**Problem details:** Exactly reproduce each entry, leaving out nothing.

::: Supplied material

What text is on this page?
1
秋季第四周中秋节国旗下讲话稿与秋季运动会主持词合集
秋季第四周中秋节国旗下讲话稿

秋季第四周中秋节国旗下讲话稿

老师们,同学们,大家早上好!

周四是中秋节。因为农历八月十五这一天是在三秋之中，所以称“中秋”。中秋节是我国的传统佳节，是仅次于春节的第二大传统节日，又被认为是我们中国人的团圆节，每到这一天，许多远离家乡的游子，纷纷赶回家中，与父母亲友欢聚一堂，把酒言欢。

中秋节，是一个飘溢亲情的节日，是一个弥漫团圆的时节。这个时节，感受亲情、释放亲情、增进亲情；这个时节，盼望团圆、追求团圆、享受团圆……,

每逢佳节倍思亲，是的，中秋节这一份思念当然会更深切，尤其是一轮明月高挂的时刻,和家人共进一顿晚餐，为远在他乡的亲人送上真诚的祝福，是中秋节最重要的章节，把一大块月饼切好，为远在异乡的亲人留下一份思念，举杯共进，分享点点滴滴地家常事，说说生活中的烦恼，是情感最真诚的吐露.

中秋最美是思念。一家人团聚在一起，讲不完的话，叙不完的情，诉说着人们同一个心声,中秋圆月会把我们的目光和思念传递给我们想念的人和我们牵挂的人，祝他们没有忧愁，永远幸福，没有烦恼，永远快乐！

::::::

**Task answer:**
What text is on this page?
1
秋季第四周中秋节国旗下讲话稿与秋季运动会主持词合集
秋季第四周中秋节国旗下讲话稿

秋季第四周中秋节国旗下讲话稿

老师们,同学们,大家早上好!

周四是中秋节。因为农历八月十五这一天是在三秋之中，所以称“中秋”。中秋节是我国的传统佳节，是仅次于春节的第二大传统节日，又被认为是我们中国人的团圆节，每到这一天，许多远离家乡的游子，纷纷赶回家中，与父母亲友欢聚一堂，把酒言欢。

中秋节，是一个飘溢亲情的节日，是一个弥漫团圆的时节。这个时节，感受亲情、释放亲情、增进亲情；这个时节，盼望团圆、追求团圆、享受团圆……,

每逢佳节倍思亲，是的，中秋节这一份思念当然会更深切，尤其是一轮明月高挂的时刻,和家人共进一顿晚餐，为远在他乡的亲人送上真诚的祝福，是中秋节最重要的章节，把一大块月饼切好，为远在异乡的亲人留下一份思念，举杯共进，分享点点滴滴地家常事，说说生活中的烦恼，是情感最真诚的吐露.

中秋最美是思念。一家人团聚在一起，讲不完的话，叙不完的情，诉说着人们同一个心声,中秋圆月会把我们的目光和思念传递给我们想念的人和我们牵挂的人，祝他们没有忧愁，永远幸福，没有烦恼，永远快乐！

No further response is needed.